**PROBLEM TO SOLVE**
Output the records exactly as they appear, with no pictures included.

**EXTRACTED MATERIAL**
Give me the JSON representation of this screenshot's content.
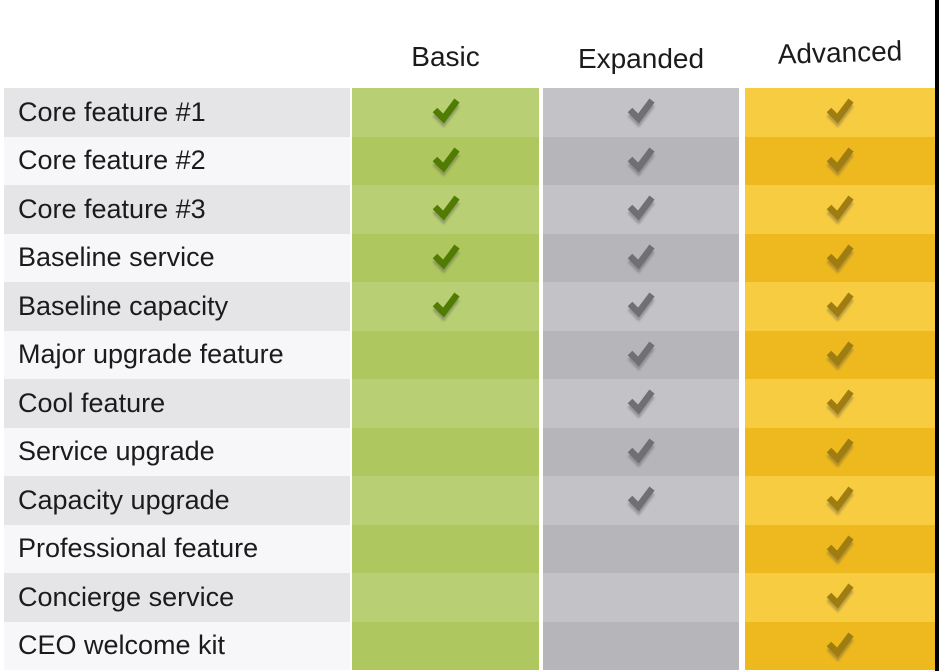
{
  "colors": {
    "background": "#ffffff",
    "text": "#1b1b1b",
    "label_row_odd": "#e5e5e7",
    "label_row_even": "#f7f7f9",
    "frame_right_border": "#000000"
  },
  "chart_data": {
    "type": "table",
    "legend_position": "top",
    "columns": [
      {
        "label": "Basic",
        "cell_color_odd": "#b8cf74",
        "cell_color_even": "#aec75f",
        "check_color": "#507c04"
      },
      {
        "label": "Expanded",
        "cell_color_odd": "#c3c3c7",
        "cell_color_even": "#b6b6ba",
        "check_color": "#707074"
      },
      {
        "label": "Advanced",
        "cell_color_odd": "#f7cc41",
        "cell_color_even": "#eeb91f",
        "check_color": "#a07d10"
      }
    ],
    "rows": [
      {
        "label": "Core feature #1",
        "checks": [
          true,
          true,
          true
        ]
      },
      {
        "label": "Core feature #2",
        "checks": [
          true,
          true,
          true
        ]
      },
      {
        "label": "Core feature #3",
        "checks": [
          true,
          true,
          true
        ]
      },
      {
        "label": "Baseline service",
        "checks": [
          true,
          true,
          true
        ]
      },
      {
        "label": "Baseline capacity",
        "checks": [
          true,
          true,
          true
        ]
      },
      {
        "label": "Major upgrade feature",
        "checks": [
          false,
          true,
          true
        ]
      },
      {
        "label": "Cool feature",
        "checks": [
          false,
          true,
          true
        ]
      },
      {
        "label": "Service upgrade",
        "checks": [
          false,
          true,
          true
        ]
      },
      {
        "label": "Capacity upgrade",
        "checks": [
          false,
          true,
          true
        ]
      },
      {
        "label": "Professional feature",
        "checks": [
          false,
          false,
          true
        ]
      },
      {
        "label": "Concierge service",
        "checks": [
          false,
          false,
          true
        ]
      },
      {
        "label": "CEO welcome kit",
        "checks": [
          false,
          false,
          true
        ]
      }
    ]
  }
}
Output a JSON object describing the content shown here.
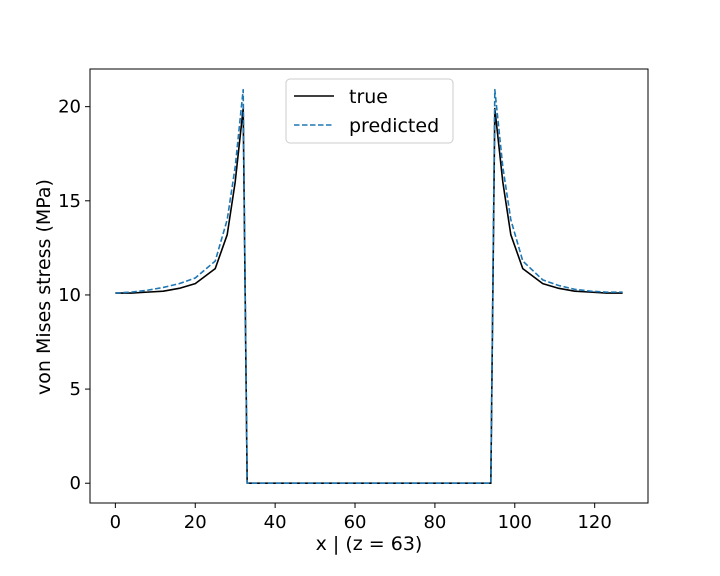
{
  "chart_data": {
    "type": "line",
    "title": "",
    "xlabel": "x | (z = 63)",
    "ylabel": "von Mises stress (MPa)",
    "xlim": [
      -6.35,
      133.35
    ],
    "ylim": [
      -1.05,
      22.0
    ],
    "xticks": [
      0,
      20,
      40,
      60,
      80,
      100,
      120
    ],
    "yticks": [
      0,
      5,
      10,
      15,
      20
    ],
    "grid": false,
    "legend_position": "top-center",
    "series": [
      {
        "name": "true",
        "color": "#000000",
        "style": "solid",
        "x": [
          0,
          4,
          8,
          12,
          16,
          20,
          25,
          28,
          30,
          32,
          33,
          40,
          50,
          60,
          70,
          80,
          90,
          94,
          95,
          97,
          99,
          102,
          107,
          111,
          115,
          119,
          123,
          127
        ],
        "y": [
          10.1,
          10.1,
          10.15,
          10.2,
          10.35,
          10.6,
          11.4,
          13.2,
          16.0,
          19.9,
          0,
          0,
          0,
          0,
          0,
          0,
          0,
          0,
          19.9,
          16.0,
          13.2,
          11.4,
          10.6,
          10.35,
          10.2,
          10.15,
          10.1,
          10.1
        ]
      },
      {
        "name": "predicted",
        "color": "#1f77b4",
        "style": "dashed",
        "x": [
          0,
          4,
          8,
          12,
          16,
          20,
          25,
          28,
          30,
          32,
          33,
          40,
          50,
          60,
          70,
          80,
          90,
          94,
          95,
          97,
          99,
          102,
          107,
          111,
          115,
          119,
          123,
          127
        ],
        "y": [
          10.1,
          10.15,
          10.25,
          10.4,
          10.6,
          10.9,
          11.8,
          14.0,
          16.8,
          20.9,
          0,
          0,
          0,
          0,
          0,
          0,
          0,
          0,
          20.9,
          16.8,
          14.0,
          11.8,
          10.8,
          10.5,
          10.3,
          10.2,
          10.15,
          10.15
        ]
      }
    ]
  }
}
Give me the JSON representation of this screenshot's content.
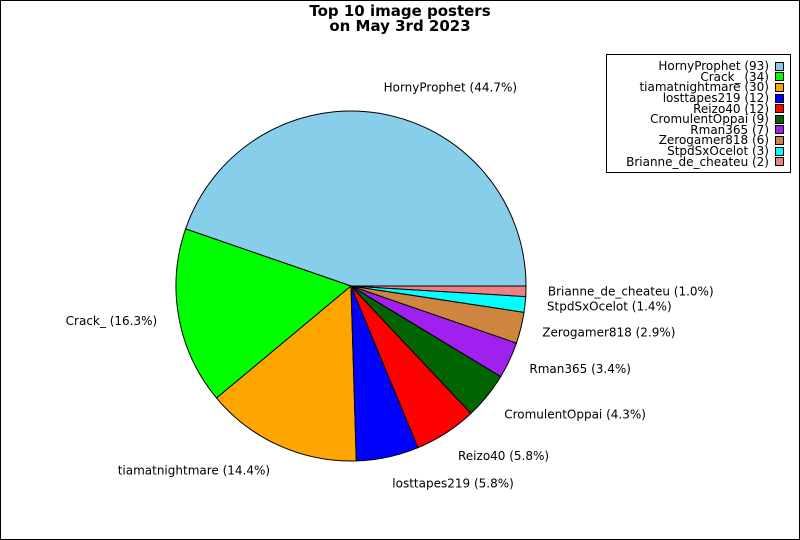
{
  "chart_data": {
    "type": "pie",
    "title": [
      "Top 10 image posters",
      "on May 3rd 2023"
    ],
    "legend_position": "top-right",
    "slices": [
      {
        "name": "HornyProphet",
        "value": 93,
        "percent_label": "44.7%",
        "color": "#87CEEB"
      },
      {
        "name": "Crack_",
        "value": 34,
        "percent_label": "16.3%",
        "color": "#00FF00"
      },
      {
        "name": "tiamatnightmare",
        "value": 30,
        "percent_label": "14.4%",
        "color": "#FFA500"
      },
      {
        "name": "losttapes219",
        "value": 12,
        "percent_label": "5.8%",
        "color": "#0000FF"
      },
      {
        "name": "Reizo40",
        "value": 12,
        "percent_label": "5.8%",
        "color": "#FF0000"
      },
      {
        "name": "CromulentOppai",
        "value": 9,
        "percent_label": "4.3%",
        "color": "#006400"
      },
      {
        "name": "Rman365",
        "value": 7,
        "percent_label": "3.4%",
        "color": "#A020F0"
      },
      {
        "name": "Zerogamer818",
        "value": 6,
        "percent_label": "2.9%",
        "color": "#CD853F"
      },
      {
        "name": "StpdSxOcelot",
        "value": 3,
        "percent_label": "1.4%",
        "color": "#00FFFF"
      },
      {
        "name": "Brianne_de_cheateu",
        "value": 2,
        "percent_label": "1.0%",
        "color": "#F08080"
      }
    ]
  }
}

**RESPONSE TO THIS TASK**
Give me the JSON representation of this screenshot's content.
{
  "colors": {
    "background": "#ffffff",
    "text": "#1b1b1b",
    "label_row_odd": "#e5e5e7",
    "label_row_even": "#f7f7f9",
    "frame_right_border": "#000000"
  },
  "chart_data": {
    "type": "table",
    "legend_position": "top",
    "columns": [
      {
        "label": "Basic",
        "cell_color_odd": "#b8cf74",
        "cell_color_even": "#aec75f",
        "check_color": "#507c04"
      },
      {
        "label": "Expanded",
        "cell_color_odd": "#c3c3c7",
        "cell_color_even": "#b6b6ba",
        "check_color": "#707074"
      },
      {
        "label": "Advanced",
        "cell_color_odd": "#f7cc41",
        "cell_color_even": "#eeb91f",
        "check_color": "#a07d10"
      }
    ],
    "rows": [
      {
        "label": "Core feature #1",
        "checks": [
          true,
          true,
          true
        ]
      },
      {
        "label": "Core feature #2",
        "checks": [
          true,
          true,
          true
        ]
      },
      {
        "label": "Core feature #3",
        "checks": [
          true,
          true,
          true
        ]
      },
      {
        "label": "Baseline service",
        "checks": [
          true,
          true,
          true
        ]
      },
      {
        "label": "Baseline capacity",
        "checks": [
          true,
          true,
          true
        ]
      },
      {
        "label": "Major upgrade feature",
        "checks": [
          false,
          true,
          true
        ]
      },
      {
        "label": "Cool feature",
        "checks": [
          false,
          true,
          true
        ]
      },
      {
        "label": "Service upgrade",
        "checks": [
          false,
          true,
          true
        ]
      },
      {
        "label": "Capacity upgrade",
        "checks": [
          false,
          true,
          true
        ]
      },
      {
        "label": "Professional feature",
        "checks": [
          false,
          false,
          true
        ]
      },
      {
        "label": "Concierge service",
        "checks": [
          false,
          false,
          true
        ]
      },
      {
        "label": "CEO welcome kit",
        "checks": [
          false,
          false,
          true
        ]
      }
    ]
  }
}
Output a JSON object describing the content shown here.
{
  "chart_data": {
    "type": "line",
    "title": "",
    "xlabel": "x | (z = 63)",
    "ylabel": "von Mises stress (MPa)",
    "xlim": [
      -6.35,
      133.35
    ],
    "ylim": [
      -1.05,
      22.0
    ],
    "xticks": [
      0,
      20,
      40,
      60,
      80,
      100,
      120
    ],
    "yticks": [
      0,
      5,
      10,
      15,
      20
    ],
    "grid": false,
    "legend_position": "top-center",
    "series": [
      {
        "name": "true",
        "color": "#000000",
        "style": "solid",
        "x": [
          0,
          4,
          8,
          12,
          16,
          20,
          25,
          28,
          30,
          32,
          33,
          40,
          50,
          60,
          70,
          80,
          90,
          94,
          95,
          97,
          99,
          102,
          107,
          111,
          115,
          119,
          123,
          127
        ],
        "y": [
          10.1,
          10.1,
          10.15,
          10.2,
          10.35,
          10.6,
          11.4,
          13.2,
          16.0,
          19.9,
          0,
          0,
          0,
          0,
          0,
          0,
          0,
          0,
          19.9,
          16.0,
          13.2,
          11.4,
          10.6,
          10.35,
          10.2,
          10.15,
          10.1,
          10.1
        ]
      },
      {
        "name": "predicted",
        "color": "#1f77b4",
        "style": "dashed",
        "x": [
          0,
          4,
          8,
          12,
          16,
          20,
          25,
          28,
          30,
          32,
          33,
          40,
          50,
          60,
          70,
          80,
          90,
          94,
          95,
          97,
          99,
          102,
          107,
          111,
          115,
          119,
          123,
          127
        ],
        "y": [
          10.1,
          10.15,
          10.25,
          10.4,
          10.6,
          10.9,
          11.8,
          14.0,
          16.8,
          20.9,
          0,
          0,
          0,
          0,
          0,
          0,
          0,
          0,
          20.9,
          16.8,
          14.0,
          11.8,
          10.8,
          10.5,
          10.3,
          10.2,
          10.15,
          10.15
        ]
      }
    ]
  }
}
Give me the JSON representation of this screenshot's content.
{
  "chart_data": {
    "type": "pie",
    "title": [
      "Top 10 image posters",
      "on May 3rd 2023"
    ],
    "legend_position": "top-right",
    "slices": [
      {
        "name": "HornyProphet",
        "value": 93,
        "percent_label": "44.7%",
        "color": "#87CEEB"
      },
      {
        "name": "Crack_",
        "value": 34,
        "percent_label": "16.3%",
        "color": "#00FF00"
      },
      {
        "name": "tiamatnightmare",
        "value": 30,
        "percent_label": "14.4%",
        "color": "#FFA500"
      },
      {
        "name": "losttapes219",
        "value": 12,
        "percent_label": "5.8%",
        "color": "#0000FF"
      },
      {
        "name": "Reizo40",
        "value": 12,
        "percent_label": "5.8%",
        "color": "#FF0000"
      },
      {
        "name": "CromulentOppai",
        "value": 9,
        "percent_label": "4.3%",
        "color": "#006400"
      },
      {
        "name": "Rman365",
        "value": 7,
        "percent_label": "3.4%",
        "color": "#A020F0"
      },
      {
        "name": "Zerogamer818",
        "value": 6,
        "percent_label": "2.9%",
        "color": "#CD853F"
      },
      {
        "name": "StpdSxOcelot",
        "value": 3,
        "percent_label": "1.4%",
        "color": "#00FFFF"
      },
      {
        "name": "Brianne_de_cheateu",
        "value": 2,
        "percent_label": "1.0%",
        "color": "#F08080"
      }
    ]
  }
}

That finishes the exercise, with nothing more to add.